Records to process:
━━━━
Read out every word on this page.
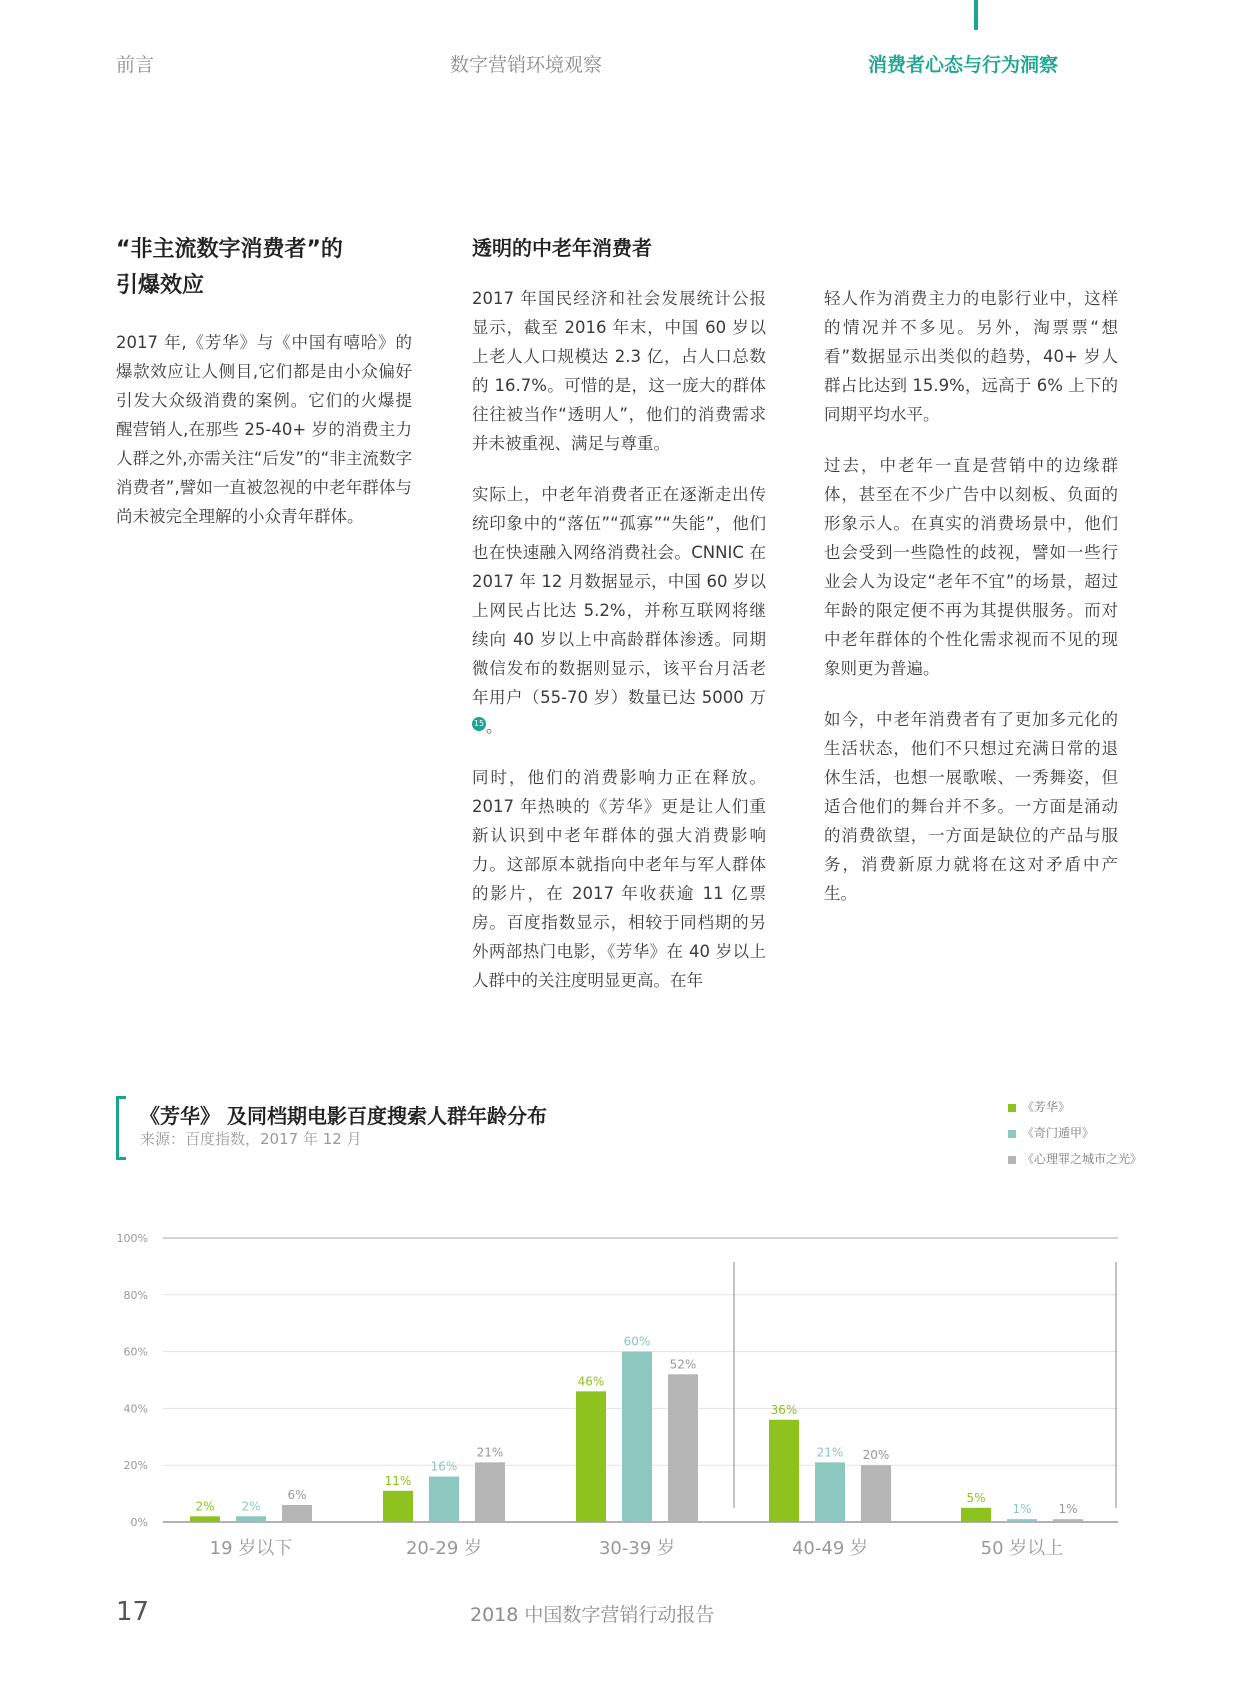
前言	数字营销环境观察	消费者心态与行为洞察
“非主流数字消费者”的
引爆效应

2017 年,《芳华》与《中国有嘻哈》的爆款效应让人侧目,它们都是由小众偏好引发大众级消费的案例。它们的火爆提醒营销人,在那些 25-40+ 岁的消费主力人群之外,亦需关注“后发”的“非主流数字消费者”,譬如一直被忽视的中老年群体与尚未被完全理解的小众青年群体。

透明的中老年消费者

2017 年国民经济和社会发展统计公报显示，截至 2016 年末，中国 60 岁以上老人人口规模达 2.3 亿，占人口总数的 16.7%。可惜的是，这一庞大的群体往往被当作“透明人”，他们的消费需求并未被重视、满足与尊重。

实际上，中老年消费者正在逐渐走出传统印象中的“落伍”“孤寡”“失能”，他们也在快速融入网络消费社会。CNNIC 在 2017 年 12 月数据显示，中国 60 岁以上网民占比达 5.2%，并称互联网将继续向 40 岁以上中高龄群体渗透。同期微信发布的数据则显示，该平台月活老年用户（55-70 岁）数量已达 5000 万15 。

同时，他们的消费影响力正在释放。2017 年热映的《芳华》更是让人们重新认识到中老年群体的强大消费影响力。这部原本就指向中老年与军人群体的影片，在 2017 年收获逾 11 亿票房。百度指数显示，相较于同档期的另外两部热门电影，《芳华》在 40 岁以上人群中的关注度明显更高。在年

轻人作为消费主力的电影行业中，这样的情况并不多见。另外，淘票票“想看”数据显示出类似的趋势，40+ 岁人群占比达到 15.9%，远高于 6% 上下的同期平均水平。

过去，中老年一直是营销中的边缘群体，甚至在不少广告中以刻板、负面的形象示人。在真实的消费场景中，他们也会受到一些隐性的歧视，譬如一些行业会人为设定“老年不宜”的场景，超过年龄的限定便不再为其提供服务。而对中老年群体的个性化需求视而不见的现象则更为普遍。

如今，中老年消费者有了更加多元化的生活状态，他们不只想过充满日常的退休生活，也想一展歌喉、一秀舞姿，但适合他们的舞台并不多。一方面是涌动的消费欲望，一方面是缺位的产品与服务，消费新原力就将在这对矛盾中产生。

《芳华》 及同档期电影百度搜索人群年龄分布
来源：百度指数，2017 年 12 月
《芳华》
《奇门遁甲》
《心理罪之城市之光》
0%
20%
40%
60%
80%
100%
2% 2%
6%
19 岁以下
11%
16%
21%
20-29 岁
46%
60%
52%
30-39 岁
36%
21% 20%
40-49 岁
5%
1% 1%
50 岁以上
17	2018 中国数字营销行动报告
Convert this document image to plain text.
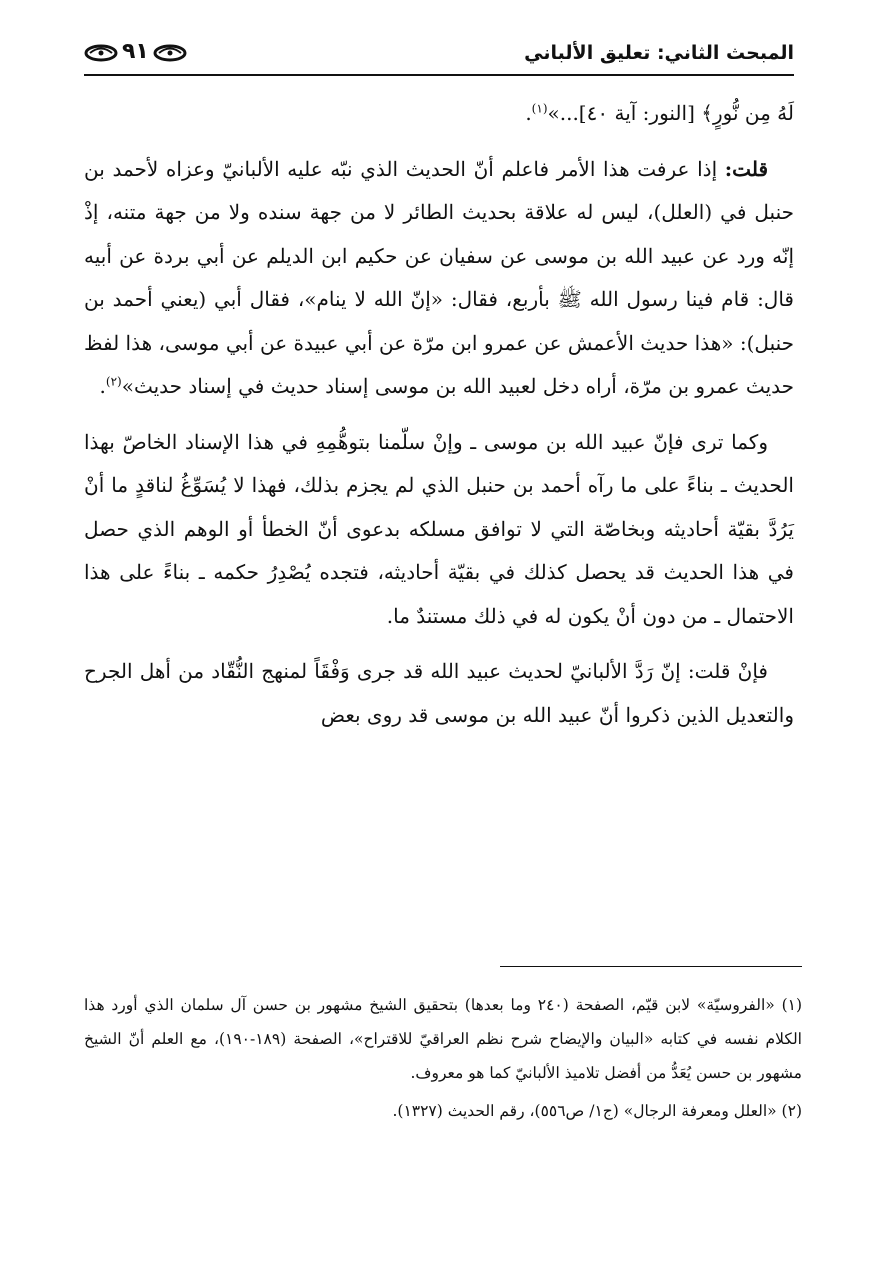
المبحث الثاني: تعليق الألباني
٩١

لَهُ مِن نُّورٍ﴾ [النور: آية ٤٠]...»$^{(١)}$.

قلت: إذا عرفت هذا الأمر فاعلم أنّ الحديث الذي نبّه عليه الألبانيّ وعزاه لأحمد بن حنبل في (العلل)، ليس له علاقة بحديث الطائر لا من جهة سنده ولا من جهة متنه، إذْ إنّه ورد عن عبيد الله بن موسى عن سفيان عن حكيم ابن الديلم عن أبي بردة عن أبيه قال: قام فينا رسول الله ﷺ بأربع، فقال: «إنّ الله لا ينام»، فقال أبي (يعني أحمد بن حنبل): «هذا حديث الأعمش عن عمرو ابن مرّة عن أبي عبيدة عن أبي موسى، هذا لفظ حديث عمرو بن مرّة، أراه دخل لعبيد الله بن موسى إسناد حديث في إسناد حديث»$^{(٢)}$.

وكما ترى فإنّ عبيد الله بن موسى ـ وإنْ سلّمنا بتوهُّمِهِ في هذا الإسناد الخاصّ بهذا الحديث ـ بناءً على ما رآه أحمد بن حنبل الذي لم يجزم بذلك، فهذا لا يُسَوِّغُ لناقدٍ ما أنْ يَرُدَّ بقيّة أحاديثه وبخاصّة التي لا توافق مسلكه بدعوى أنّ الخطأ أو الوهم الذي حصل في هذا الحديث قد يحصل كذلك في بقيّة أحاديثه، فتجده يُصْدِرُ حكمه ـ بناءً على هذا الاحتمال ـ من دون أنْ يكون له في ذلك مستندٌ ما.

فإنْ قلت: إنّ رَدَّ الألبانيّ لحديث عبيد الله قد جرى وَفْقَاً لمنهج النُّقّاد من أهل الجرح والتعديل الذين ذكروا أنّ عبيد الله بن موسى قد روى بعض

(١) «الفروسيّة» لابن قيّم، الصفحة (٢٤٠ وما بعدها) بتحقيق الشيخ مشهور بن حسن آل سلمان الذي أورد هذا الكلام نفسه في كتابه «البيان والإيضاح شرح نظم العراقيّ للاقتراح»، الصفحة (١٨٩-١٩٠)، مع العلم أنّ الشيخ مشهور بن حسن يُعَدُّ من أفضل تلاميذ الألبانيّ كما هو معروف.

(٢) «العلل ومعرفة الرجال» (ج١/ ص٥٥٦)، رقم الحديث (١٣٢٧).
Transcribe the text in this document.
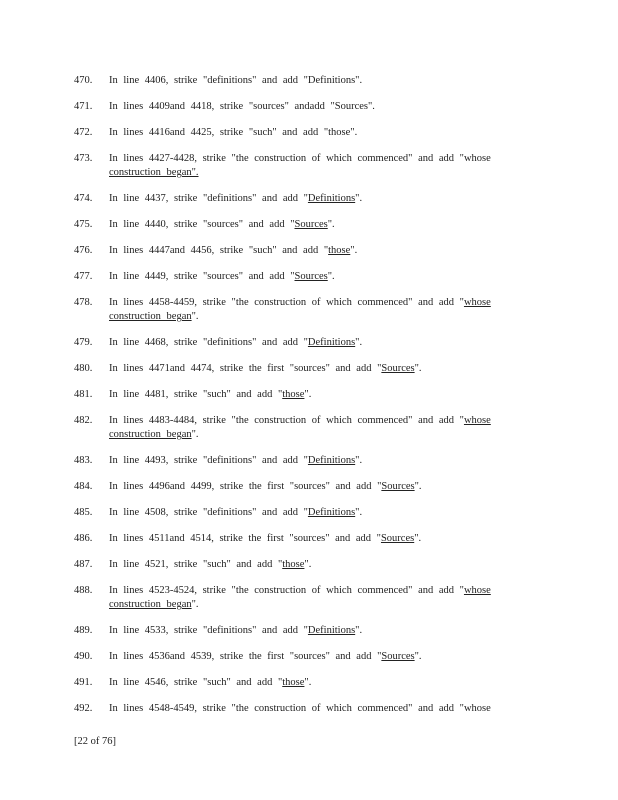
470.	In line 4406, strike "definitions" and add "Definitions".
471.	In lines 4409and 4418, strike "sources" andadd "Sources".
472.	In lines 4416and 4425, strike "such" and add "those".
473.	In lines 4427-4428, strike "the construction of which commenced" and add "whose
construction began".
474.	In line 4437, strike "definitions" and add "Definitions".
475.	In line 4440, strike "sources" and add "Sources".
476.	In lines 4447and 4456, strike "such" and add "those".
477.	In line 4449, strike "sources" and add "Sources".
478.	In lines 4458-4459, strike "the construction of which commenced" and add "whose
construction began".
479.	In line 4468, strike "definitions" and add "Definitions".
480.	In lines 4471and 4474, strike the first "sources" and add "Sources".
481.	In line 4481, strike "such" and add "those".
482.	In lines 4483-4484, strike "the construction of which commenced" and add "whose
construction began".
483.	In line 4493, strike "definitions" and add "Definitions".
484.	In lines 4496and 4499, strike the first "sources" and add "Sources".
485.	In line 4508, strike "definitions" and add "Definitions".
486.	In lines 4511and 4514, strike the first "sources" and add "Sources".
487.	In line 4521, strike "such" and add "those".
488.	In lines 4523-4524, strike "the construction of which commenced" and add "whose
construction began".
489.	In line 4533, strike "definitions" and add "Definitions".
490.	In lines 4536and 4539, strike the first "sources" and add "Sources".
491.	In line 4546, strike "such" and add "those".
492.	In lines 4548-4549, strike "the construction of which commenced" and add "whose
[22 of 76]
━━━━
Written instruction: Omit the pictures and restate the rest of the records verbatim.

Solved problem:
Read out every word on this page.
前言	数字营销环境观察	消费者心态与行为洞察
“非主流数字消费者”的
引爆效应

2017 年,《芳华》与《中国有嘻哈》的爆款效应让人侧目,它们都是由小众偏好引发大众级消费的案例。它们的火爆提醒营销人,在那些 25-40+ 岁的消费主力人群之外,亦需关注“后发”的“非主流数字消费者”,譬如一直被忽视的中老年群体与尚未被完全理解的小众青年群体。

透明的中老年消费者

2017 年国民经济和社会发展统计公报显示，截至 2016 年末，中国 60 岁以上老人人口规模达 2.3 亿，占人口总数的 16.7%。可惜的是，这一庞大的群体往往被当作“透明人”，他们的消费需求并未被重视、满足与尊重。

实际上，中老年消费者正在逐渐走出传统印象中的“落伍”“孤寡”“失能”，他们也在快速融入网络消费社会。CNNIC 在 2017 年 12 月数据显示，中国 60 岁以上网民占比达 5.2%，并称互联网将继续向 40 岁以上中高龄群体渗透。同期微信发布的数据则显示，该平台月活老年用户（55-70 岁）数量已达 5000 万15 。

同时，他们的消费影响力正在释放。2017 年热映的《芳华》更是让人们重新认识到中老年群体的强大消费影响力。这部原本就指向中老年与军人群体的影片，在 2017 年收获逾 11 亿票房。百度指数显示，相较于同档期的另外两部热门电影，《芳华》在 40 岁以上人群中的关注度明显更高。在年

轻人作为消费主力的电影行业中，这样的情况并不多见。另外，淘票票“想看”数据显示出类似的趋势，40+ 岁人群占比达到 15.9%，远高于 6% 上下的同期平均水平。

过去，中老年一直是营销中的边缘群体，甚至在不少广告中以刻板、负面的形象示人。在真实的消费场景中，他们也会受到一些隐性的歧视，譬如一些行业会人为设定“老年不宜”的场景，超过年龄的限定便不再为其提供服务。而对中老年群体的个性化需求视而不见的现象则更为普遍。

如今，中老年消费者有了更加多元化的生活状态，他们不只想过充满日常的退休生活，也想一展歌喉、一秀舞姿，但适合他们的舞台并不多。一方面是涌动的消费欲望，一方面是缺位的产品与服务，消费新原力就将在这对矛盾中产生。

《芳华》 及同档期电影百度搜索人群年龄分布
来源：百度指数，2017 年 12 月
《芳华》
《奇门遁甲》
《心理罪之城市之光》
0%
20%
40%
60%
80%
100%
2% 2%
6%
19 岁以下
11%
16%
21%
20-29 岁
46%
60%
52%
30-39 岁
36%
21% 20%
40-49 岁
5%
1% 1%
50 岁以上
17	2018 中国数字营销行动报告
Convert this document image to plain text.
المبحث الثاني: تعليق الألباني
٩١

لَهُ مِن نُّورٍ﴾ [النور: آية ٤٠]...»$^{(١)}$.

قلت: إذا عرفت هذا الأمر فاعلم أنّ الحديث الذي نبّه عليه الألبانيّ وعزاه لأحمد بن حنبل في (العلل)، ليس له علاقة بحديث الطائر لا من جهة سنده ولا من جهة متنه، إذْ إنّه ورد عن عبيد الله بن موسى عن سفيان عن حكيم ابن الديلم عن أبي بردة عن أبيه قال: قام فينا رسول الله ﷺ بأربع، فقال: «إنّ الله لا ينام»، فقال أبي (يعني أحمد بن حنبل): «هذا حديث الأعمش عن عمرو ابن مرّة عن أبي عبيدة عن أبي موسى، هذا لفظ حديث عمرو بن مرّة، أراه دخل لعبيد الله بن موسى إسناد حديث في إسناد حديث»$^{(٢)}$.

وكما ترى فإنّ عبيد الله بن موسى ـ وإنْ سلّمنا بتوهُّمِهِ في هذا الإسناد الخاصّ بهذا الحديث ـ بناءً على ما رآه أحمد بن حنبل الذي لم يجزم بذلك، فهذا لا يُسَوِّغُ لناقدٍ ما أنْ يَرُدَّ بقيّة أحاديثه وبخاصّة التي لا توافق مسلكه بدعوى أنّ الخطأ أو الوهم الذي حصل في هذا الحديث قد يحصل كذلك في بقيّة أحاديثه، فتجده يُصْدِرُ حكمه ـ بناءً على هذا الاحتمال ـ من دون أنْ يكون له في ذلك مستندٌ ما.

فإنْ قلت: إنّ رَدَّ الألبانيّ لحديث عبيد الله قد جرى وَفْقَاً لمنهج النُّقّاد من أهل الجرح والتعديل الذين ذكروا أنّ عبيد الله بن موسى قد روى بعض

(١) «الفروسيّة» لابن قيّم، الصفحة (٢٤٠ وما بعدها) بتحقيق الشيخ مشهور بن حسن آل سلمان الذي أورد هذا الكلام نفسه في كتابه «البيان والإيضاح شرح نظم العراقيّ للاقتراح»، الصفحة (١٨٩-١٩٠)، مع العلم أنّ الشيخ مشهور بن حسن يُعَدُّ من أفضل تلاميذ الألبانيّ كما هو معروف.

(٢) «العلل ومعرفة الرجال» (ج١/ ص٥٥٦)، رقم الحديث (١٣٢٧).
Transcribe the text in this document.
470.	In line 4406, strike "definitions" and add "Definitions".
471.	In lines 4409and 4418, strike "sources" andadd "Sources".
472.	In lines 4416and 4425, strike "such" and add "those".
473.	In lines 4427-4428, strike "the construction of which commenced" and add "whose
construction began".
474.	In line 4437, strike "definitions" and add "Definitions".
475.	In line 4440, strike "sources" and add "Sources".
476.	In lines 4447and 4456, strike "such" and add "those".
477.	In line 4449, strike "sources" and add "Sources".
478.	In lines 4458-4459, strike "the construction of which commenced" and add "whose
construction began".
479.	In line 4468, strike "definitions" and add "Definitions".
480.	In lines 4471and 4474, strike the first "sources" and add "Sources".
481.	In line 4481, strike "such" and add "those".
482.	In lines 4483-4484, strike "the construction of which commenced" and add "whose
construction began".
483.	In line 4493, strike "definitions" and add "Definitions".
484.	In lines 4496and 4499, strike the first "sources" and add "Sources".
485.	In line 4508, strike "definitions" and add "Definitions".
486.	In lines 4511and 4514, strike the first "sources" and add "Sources".
487.	In line 4521, strike "such" and add "those".
488.	In lines 4523-4524, strike "the construction of which commenced" and add "whose
construction began".
489.	In line 4533, strike "definitions" and add "Definitions".
490.	In lines 4536and 4539, strike the first "sources" and add "Sources".
491.	In line 4546, strike "such" and add "those".
492.	In lines 4548-4549, strike "the construction of which commenced" and add "whose
[22 of 76]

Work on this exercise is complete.